* [Dataset rows]:
※ ※ ※

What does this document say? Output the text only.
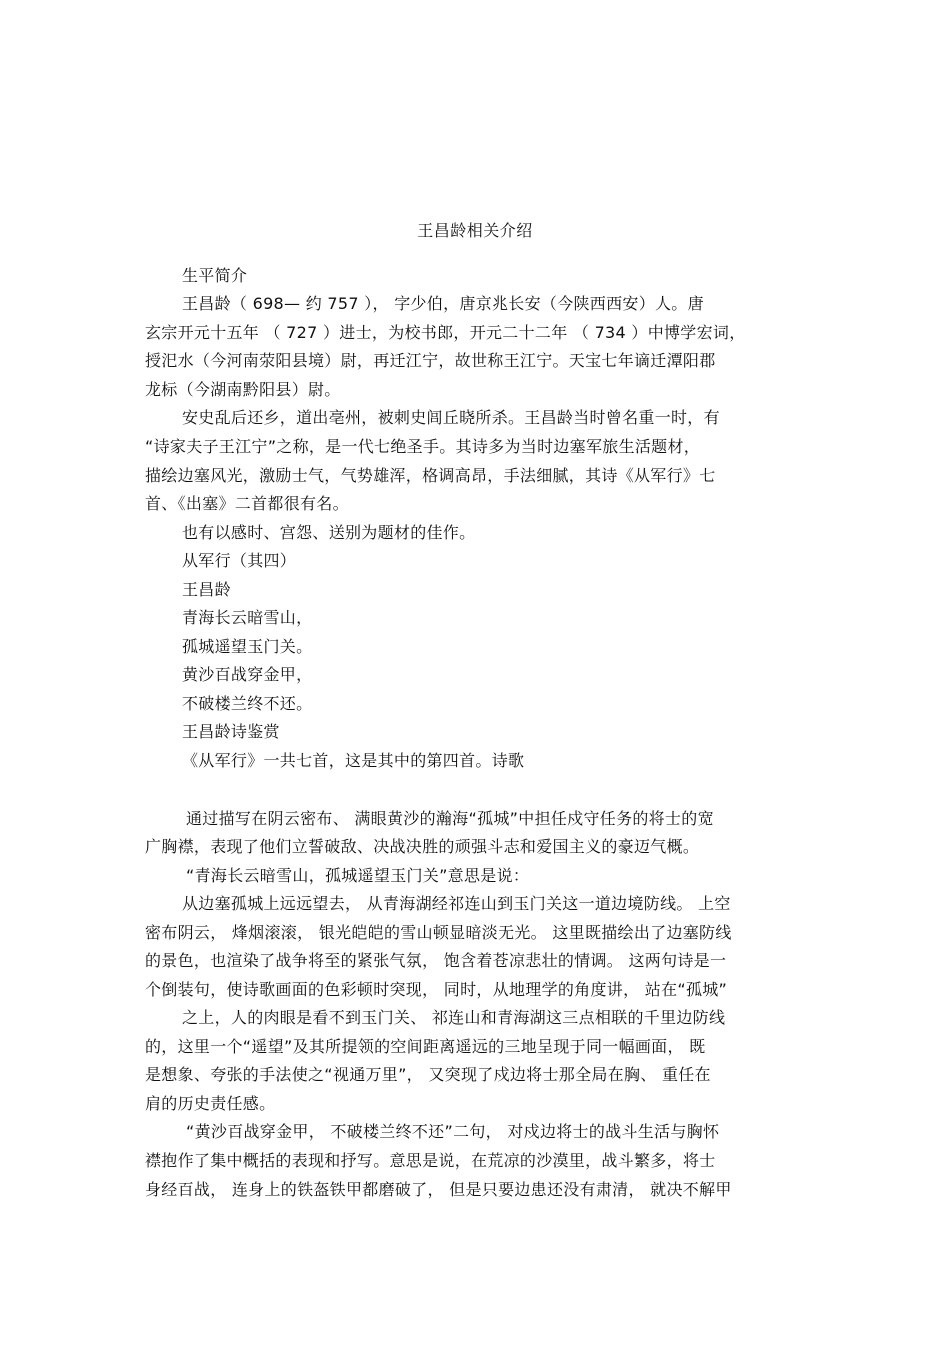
王昌龄相关介绍
生平简介
王昌龄（ 698— 约 757 ）， 字少伯，唐京兆长安（今陕西西安）人。唐
玄宗开元十五年 （ 727 ）进士，为校书郎，开元二十二年 （ 734 ）中博学宏词，
授汜水（今河南荥阳县境）尉，再迁江宁，故世称王江宁。天宝七年谪迁潭阳郡
龙标（今湖南黔阳县）尉。
安史乱后还乡，道出亳州，被刺史闾丘晓所杀。王昌龄当时曾名重一时，有
“诗家夫子王江宁”之称，是一代七绝圣手。其诗多为当时边塞军旅生活题材，
描绘边塞风光，激励士气，气势雄浑，格调高昂，手法细腻，其诗《从军行》七
首、《出塞》二首都很有名。
也有以感时、宫怨、送别为题材的佳作。
从军行（其四）
王昌龄
青海长云暗雪山，
孤城遥望玉门关。
黄沙百战穿金甲，
不破楼兰终不还。
王昌龄诗鉴赏
《从军行》一共七首，这是其中的第四首。诗歌
通过描写在阴云密布、 满眼黄沙的瀚海“孤城”中担任戍守任务的将士的宽
广胸襟，表现了他们立誓破敌、决战决胜的顽强斗志和爱国主义的豪迈气概。
“青海长云暗雪山，孤城遥望玉门关”意思是说：
从边塞孤城上远远望去， 从青海湖经祁连山到玉门关这一道边境防线。 上空
密布阴云， 烽烟滚滚， 银光皑皑的雪山顿显暗淡无光。 这里既描绘出了边塞防线
的景色，也渲染了战争将至的紧张气氛， 饱含着苍凉悲壮的情调。 这两句诗是一
个倒装句，使诗歌画面的色彩顿时突现， 同时，从地理学的角度讲， 站在“孤城”
之上，人的肉眼是看不到玉门关、 祁连山和青海湖这三点相联的千里边防线
的，这里一个“遥望”及其所提领的空间距离遥远的三地呈现于同一幅画面， 既
是想象、夸张的手法使之“视通万里”， 又突现了戍边将士那全局在胸、 重任在
肩的历史责任感。
“黄沙百战穿金甲， 不破楼兰终不还”二句， 对戍边将士的战斗生活与胸怀
襟抱作了集中概括的表现和抒写。意思是说，在荒凉的沙漠里，战斗繁多，将士
身经百战， 连身上的铁盔铁甲都磨破了， 但是只要边患还没有肃清， 就决不解甲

※ ※ ※

* [PROBLEM DESCRIPTION]: Return each line of the data, keeping its wording exact and omitting pictures.

* [RESPONSE TO THIS TASK]:
What does this document say? Output the text only.
王昌龄相关介绍
生平简介
王昌龄（ 698— 约 757 ）， 字少伯，唐京兆长安（今陕西西安）人。唐
玄宗开元十五年 （ 727 ）进士，为校书郎，开元二十二年 （ 734 ）中博学宏词，
授汜水（今河南荥阳县境）尉，再迁江宁，故世称王江宁。天宝七年谪迁潭阳郡
龙标（今湖南黔阳县）尉。
安史乱后还乡，道出亳州，被刺史闾丘晓所杀。王昌龄当时曾名重一时，有
“诗家夫子王江宁”之称，是一代七绝圣手。其诗多为当时边塞军旅生活题材，
描绘边塞风光，激励士气，气势雄浑，格调高昂，手法细腻，其诗《从军行》七
首、《出塞》二首都很有名。
也有以感时、宫怨、送别为题材的佳作。
从军行（其四）
王昌龄
青海长云暗雪山，
孤城遥望玉门关。
黄沙百战穿金甲，
不破楼兰终不还。
王昌龄诗鉴赏
《从军行》一共七首，这是其中的第四首。诗歌
通过描写在阴云密布、 满眼黄沙的瀚海“孤城”中担任戍守任务的将士的宽
广胸襟，表现了他们立誓破敌、决战决胜的顽强斗志和爱国主义的豪迈气概。
“青海长云暗雪山，孤城遥望玉门关”意思是说：
从边塞孤城上远远望去， 从青海湖经祁连山到玉门关这一道边境防线。 上空
密布阴云， 烽烟滚滚， 银光皑皑的雪山顿显暗淡无光。 这里既描绘出了边塞防线
的景色，也渲染了战争将至的紧张气氛， 饱含着苍凉悲壮的情调。 这两句诗是一
个倒装句，使诗歌画面的色彩顿时突现， 同时，从地理学的角度讲， 站在“孤城”
之上，人的肉眼是看不到玉门关、 祁连山和青海湖这三点相联的千里边防线
的，这里一个“遥望”及其所提领的空间距离遥远的三地呈现于同一幅画面， 既
是想象、夸张的手法使之“视通万里”， 又突现了戍边将士那全局在胸、 重任在
肩的历史责任感。
“黄沙百战穿金甲， 不破楼兰终不还”二句， 对戍边将士的战斗生活与胸怀
襟抱作了集中概括的表现和抒写。意思是说，在荒凉的沙漠里，战斗繁多，将士
身经百战， 连身上的铁盔铁甲都磨破了， 但是只要边患还没有肃清， 就决不解甲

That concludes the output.